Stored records

______

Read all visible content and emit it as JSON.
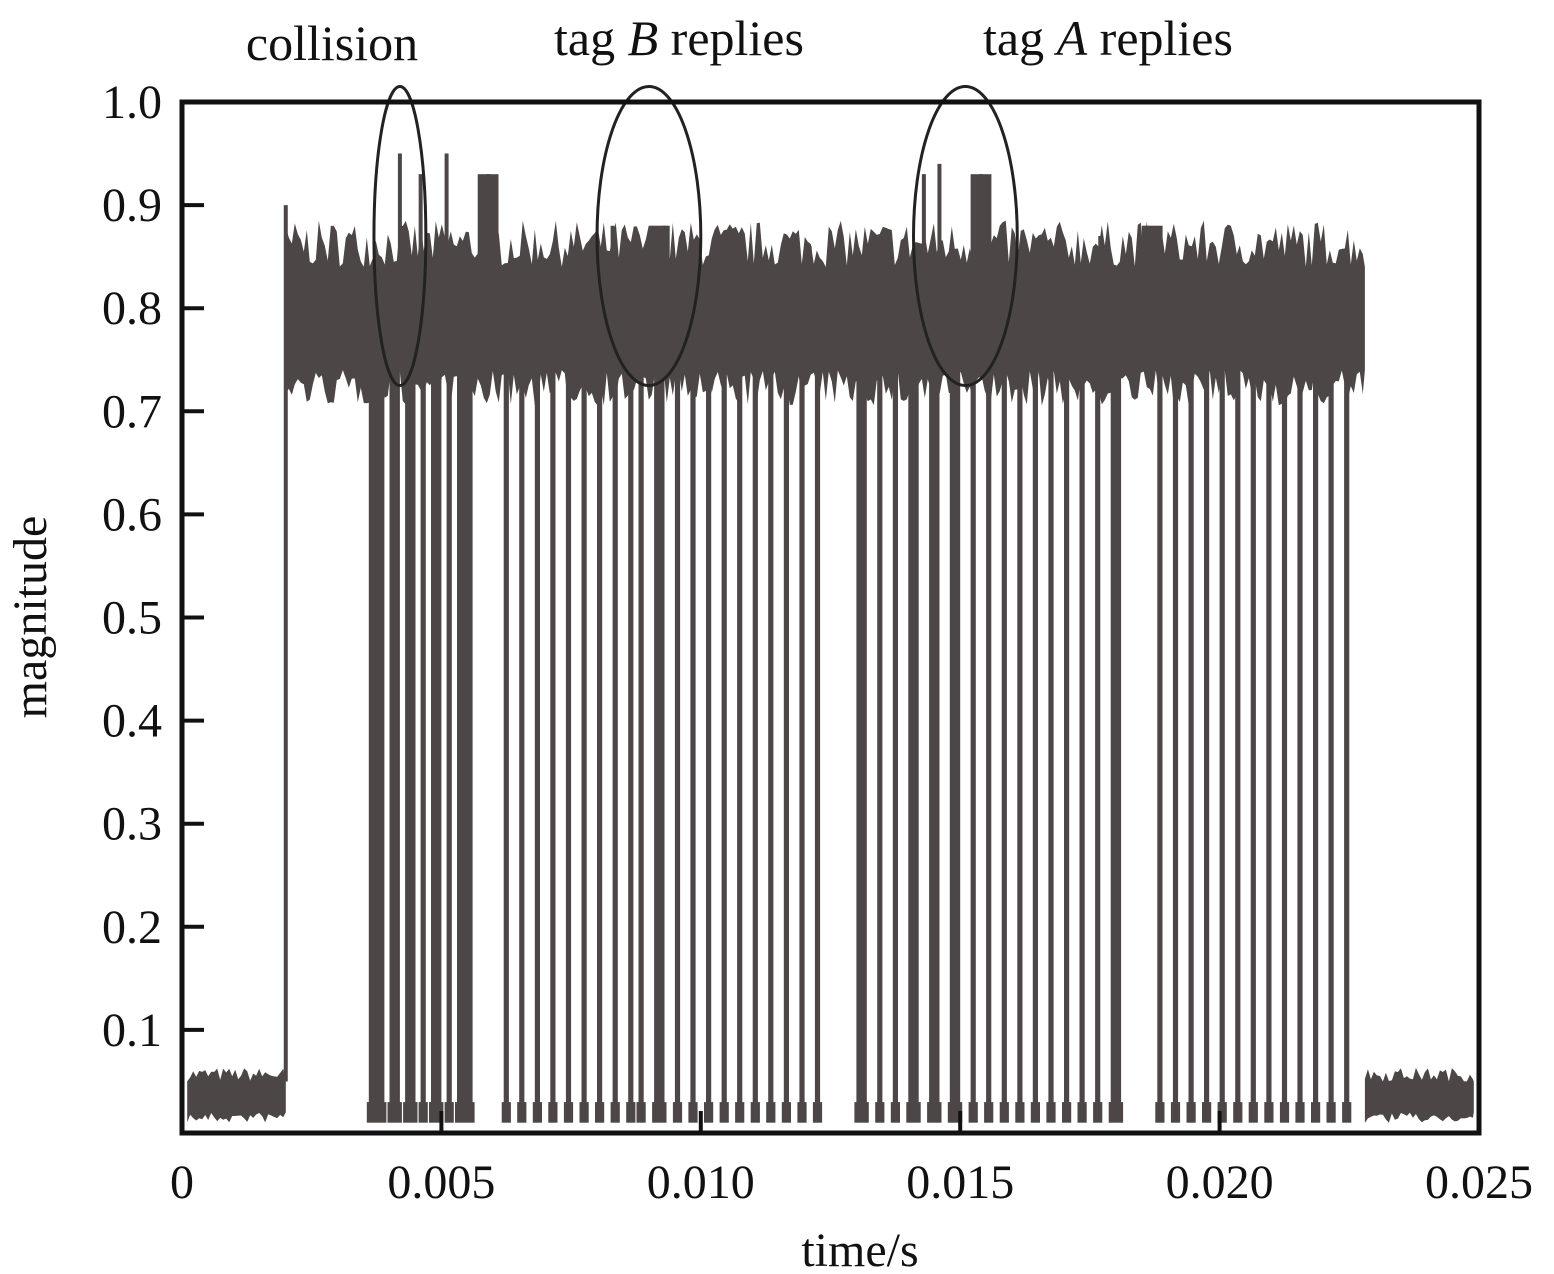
{
  "chart_data": {
    "type": "line",
    "title": "",
    "xlabel": "time/s",
    "ylabel": "magnitude",
    "xlim": [
      0,
      0.025
    ],
    "ylim": [
      0.0,
      1.0
    ],
    "x_ticks": [
      0,
      0.005,
      0.01,
      0.015,
      0.02,
      0.025
    ],
    "x_tick_labels": [
      "0",
      "0.005",
      "0.010",
      "0.015",
      "0.020",
      "0.025"
    ],
    "y_ticks": [
      0.1,
      0.2,
      0.3,
      0.4,
      0.5,
      0.6,
      0.7,
      0.8,
      0.9,
      1.0
    ],
    "y_tick_labels": [
      "0.1",
      "0.2",
      "0.3",
      "0.4",
      "0.5",
      "0.6",
      "0.7",
      "0.8",
      "0.9",
      "1.0"
    ],
    "grid": false,
    "legend": "none",
    "colors": {
      "signal": "#4d4646",
      "axes": "#111111",
      "annotation": "#222222"
    },
    "segments": [
      {
        "x_start": 0.0001,
        "x_end": 0.002,
        "low": 0.02,
        "high": 0.05,
        "kind": "idle"
      },
      {
        "x_start": 0.002,
        "x_end": 0.0228,
        "low": 0.74,
        "high": 0.84,
        "kind": "carrier"
      },
      {
        "x_start": 0.0228,
        "x_end": 0.0249,
        "low": 0.02,
        "high": 0.05,
        "kind": "idle"
      }
    ],
    "initial_spike": {
      "x": 0.002,
      "y": 0.9
    },
    "modulation_bursts": [
      [
        0.0036,
        0.0039
      ],
      [
        0.004,
        0.0042
      ],
      [
        0.0043,
        0.0045
      ],
      [
        0.0046,
        0.0047
      ],
      [
        0.0048,
        0.005
      ],
      [
        0.0051,
        0.0052
      ],
      [
        0.0053,
        0.0056
      ],
      [
        0.0062,
        0.0063
      ],
      [
        0.0065,
        0.0066
      ],
      [
        0.0068,
        0.0069
      ],
      [
        0.0071,
        0.0072
      ],
      [
        0.0074,
        0.0075
      ],
      [
        0.0077,
        0.0078
      ],
      [
        0.008,
        0.0081
      ],
      [
        0.0083,
        0.0084
      ],
      [
        0.0086,
        0.0087
      ],
      [
        0.0088,
        0.0089
      ],
      [
        0.0091,
        0.0093
      ],
      [
        0.0095,
        0.0096
      ],
      [
        0.0098,
        0.0099
      ],
      [
        0.0101,
        0.0102
      ],
      [
        0.0104,
        0.0105
      ],
      [
        0.0107,
        0.0108
      ],
      [
        0.011,
        0.0111
      ],
      [
        0.0113,
        0.0114
      ],
      [
        0.0116,
        0.0117
      ],
      [
        0.0119,
        0.012
      ],
      [
        0.0122,
        0.0123
      ],
      [
        0.013,
        0.0132
      ],
      [
        0.0134,
        0.0135
      ],
      [
        0.0137,
        0.0138
      ],
      [
        0.014,
        0.0142
      ],
      [
        0.0144,
        0.0146
      ],
      [
        0.0148,
        0.015
      ],
      [
        0.0152,
        0.0153
      ],
      [
        0.0155,
        0.0156
      ],
      [
        0.0158,
        0.0159
      ],
      [
        0.0161,
        0.0162
      ],
      [
        0.0164,
        0.0165
      ],
      [
        0.0167,
        0.0168
      ],
      [
        0.017,
        0.0171
      ],
      [
        0.0173,
        0.0174
      ],
      [
        0.0176,
        0.0177
      ],
      [
        0.0179,
        0.0181
      ],
      [
        0.0188,
        0.0189
      ],
      [
        0.0191,
        0.0192
      ],
      [
        0.0194,
        0.0195
      ],
      [
        0.0197,
        0.0198
      ],
      [
        0.02,
        0.0201
      ],
      [
        0.0203,
        0.0204
      ],
      [
        0.0206,
        0.0207
      ],
      [
        0.0209,
        0.021
      ],
      [
        0.0212,
        0.0213
      ],
      [
        0.0215,
        0.0216
      ],
      [
        0.0218,
        0.0219
      ],
      [
        0.0221,
        0.0222
      ],
      [
        0.0224,
        0.0225
      ]
    ],
    "peaks": [
      {
        "x": 0.0038,
        "y": 0.85
      },
      {
        "x": 0.0042,
        "y": 0.95
      },
      {
        "x": 0.0046,
        "y": 0.93
      },
      {
        "x": 0.0051,
        "y": 0.95
      },
      {
        "x": 0.0059,
        "y": 0.93
      },
      {
        "x": 0.0083,
        "y": 0.88
      },
      {
        "x": 0.0093,
        "y": 0.88
      },
      {
        "x": 0.0121,
        "y": 0.86
      },
      {
        "x": 0.0143,
        "y": 0.93
      },
      {
        "x": 0.0146,
        "y": 0.94
      },
      {
        "x": 0.0154,
        "y": 0.93
      },
      {
        "x": 0.0177,
        "y": 0.87
      },
      {
        "x": 0.0186,
        "y": 0.88
      }
    ],
    "peak_blocks": [
      {
        "x_start": 0.0057,
        "x_end": 0.0061,
        "y": 0.93
      },
      {
        "x_start": 0.009,
        "x_end": 0.0094,
        "y": 0.88
      },
      {
        "x_start": 0.0152,
        "x_end": 0.0156,
        "y": 0.93
      },
      {
        "x_start": 0.0185,
        "x_end": 0.0189,
        "y": 0.88
      }
    ],
    "annotations": [
      {
        "text": "collision",
        "ellipse_center": [
          0.0042,
          0.87
        ],
        "ellipse_radius": [
          0.0005,
          0.145
        ]
      },
      {
        "text_parts": [
          "tag ",
          "B",
          " replies"
        ],
        "ellipse_center": [
          0.009,
          0.87
        ],
        "ellipse_radius": [
          0.001,
          0.145
        ]
      },
      {
        "text_parts": [
          "tag ",
          "A",
          " replies"
        ],
        "ellipse_center": [
          0.0151,
          0.87
        ],
        "ellipse_radius": [
          0.001,
          0.145
        ]
      }
    ]
  }
}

______

◆ Problem to solve: Retype everything in the material word for word, minus pictures.

◆ Problem solution:
Read all visible content and emit it as JSON.
{
  "chart_data": {
    "type": "line",
    "title": "",
    "xlabel": "time/s",
    "ylabel": "magnitude",
    "xlim": [
      0,
      0.025
    ],
    "ylim": [
      0.0,
      1.0
    ],
    "x_ticks": [
      0,
      0.005,
      0.01,
      0.015,
      0.02,
      0.025
    ],
    "x_tick_labels": [
      "0",
      "0.005",
      "0.010",
      "0.015",
      "0.020",
      "0.025"
    ],
    "y_ticks": [
      0.1,
      0.2,
      0.3,
      0.4,
      0.5,
      0.6,
      0.7,
      0.8,
      0.9,
      1.0
    ],
    "y_tick_labels": [
      "0.1",
      "0.2",
      "0.3",
      "0.4",
      "0.5",
      "0.6",
      "0.7",
      "0.8",
      "0.9",
      "1.0"
    ],
    "grid": false,
    "legend": "none",
    "colors": {
      "signal": "#4d4646",
      "axes": "#111111",
      "annotation": "#222222"
    },
    "segments": [
      {
        "x_start": 0.0001,
        "x_end": 0.002,
        "low": 0.02,
        "high": 0.05,
        "kind": "idle"
      },
      {
        "x_start": 0.002,
        "x_end": 0.0228,
        "low": 0.74,
        "high": 0.84,
        "kind": "carrier"
      },
      {
        "x_start": 0.0228,
        "x_end": 0.0249,
        "low": 0.02,
        "high": 0.05,
        "kind": "idle"
      }
    ],
    "initial_spike": {
      "x": 0.002,
      "y": 0.9
    },
    "modulation_bursts": [
      [
        0.0036,
        0.0039
      ],
      [
        0.004,
        0.0042
      ],
      [
        0.0043,
        0.0045
      ],
      [
        0.0046,
        0.0047
      ],
      [
        0.0048,
        0.005
      ],
      [
        0.0051,
        0.0052
      ],
      [
        0.0053,
        0.0056
      ],
      [
        0.0062,
        0.0063
      ],
      [
        0.0065,
        0.0066
      ],
      [
        0.0068,
        0.0069
      ],
      [
        0.0071,
        0.0072
      ],
      [
        0.0074,
        0.0075
      ],
      [
        0.0077,
        0.0078
      ],
      [
        0.008,
        0.0081
      ],
      [
        0.0083,
        0.0084
      ],
      [
        0.0086,
        0.0087
      ],
      [
        0.0088,
        0.0089
      ],
      [
        0.0091,
        0.0093
      ],
      [
        0.0095,
        0.0096
      ],
      [
        0.0098,
        0.0099
      ],
      [
        0.0101,
        0.0102
      ],
      [
        0.0104,
        0.0105
      ],
      [
        0.0107,
        0.0108
      ],
      [
        0.011,
        0.0111
      ],
      [
        0.0113,
        0.0114
      ],
      [
        0.0116,
        0.0117
      ],
      [
        0.0119,
        0.012
      ],
      [
        0.0122,
        0.0123
      ],
      [
        0.013,
        0.0132
      ],
      [
        0.0134,
        0.0135
      ],
      [
        0.0137,
        0.0138
      ],
      [
        0.014,
        0.0142
      ],
      [
        0.0144,
        0.0146
      ],
      [
        0.0148,
        0.015
      ],
      [
        0.0152,
        0.0153
      ],
      [
        0.0155,
        0.0156
      ],
      [
        0.0158,
        0.0159
      ],
      [
        0.0161,
        0.0162
      ],
      [
        0.0164,
        0.0165
      ],
      [
        0.0167,
        0.0168
      ],
      [
        0.017,
        0.0171
      ],
      [
        0.0173,
        0.0174
      ],
      [
        0.0176,
        0.0177
      ],
      [
        0.0179,
        0.0181
      ],
      [
        0.0188,
        0.0189
      ],
      [
        0.0191,
        0.0192
      ],
      [
        0.0194,
        0.0195
      ],
      [
        0.0197,
        0.0198
      ],
      [
        0.02,
        0.0201
      ],
      [
        0.0203,
        0.0204
      ],
      [
        0.0206,
        0.0207
      ],
      [
        0.0209,
        0.021
      ],
      [
        0.0212,
        0.0213
      ],
      [
        0.0215,
        0.0216
      ],
      [
        0.0218,
        0.0219
      ],
      [
        0.0221,
        0.0222
      ],
      [
        0.0224,
        0.0225
      ]
    ],
    "peaks": [
      {
        "x": 0.0038,
        "y": 0.85
      },
      {
        "x": 0.0042,
        "y": 0.95
      },
      {
        "x": 0.0046,
        "y": 0.93
      },
      {
        "x": 0.0051,
        "y": 0.95
      },
      {
        "x": 0.0059,
        "y": 0.93
      },
      {
        "x": 0.0083,
        "y": 0.88
      },
      {
        "x": 0.0093,
        "y": 0.88
      },
      {
        "x": 0.0121,
        "y": 0.86
      },
      {
        "x": 0.0143,
        "y": 0.93
      },
      {
        "x": 0.0146,
        "y": 0.94
      },
      {
        "x": 0.0154,
        "y": 0.93
      },
      {
        "x": 0.0177,
        "y": 0.87
      },
      {
        "x": 0.0186,
        "y": 0.88
      }
    ],
    "peak_blocks": [
      {
        "x_start": 0.0057,
        "x_end": 0.0061,
        "y": 0.93
      },
      {
        "x_start": 0.009,
        "x_end": 0.0094,
        "y": 0.88
      },
      {
        "x_start": 0.0152,
        "x_end": 0.0156,
        "y": 0.93
      },
      {
        "x_start": 0.0185,
        "x_end": 0.0189,
        "y": 0.88
      }
    ],
    "annotations": [
      {
        "text": "collision",
        "ellipse_center": [
          0.0042,
          0.87
        ],
        "ellipse_radius": [
          0.0005,
          0.145
        ]
      },
      {
        "text_parts": [
          "tag ",
          "B",
          " replies"
        ],
        "ellipse_center": [
          0.009,
          0.87
        ],
        "ellipse_radius": [
          0.001,
          0.145
        ]
      },
      {
        "text_parts": [
          "tag ",
          "A",
          " replies"
        ],
        "ellipse_center": [
          0.0151,
          0.87
        ],
        "ellipse_radius": [
          0.001,
          0.145
        ]
      }
    ]
  }
}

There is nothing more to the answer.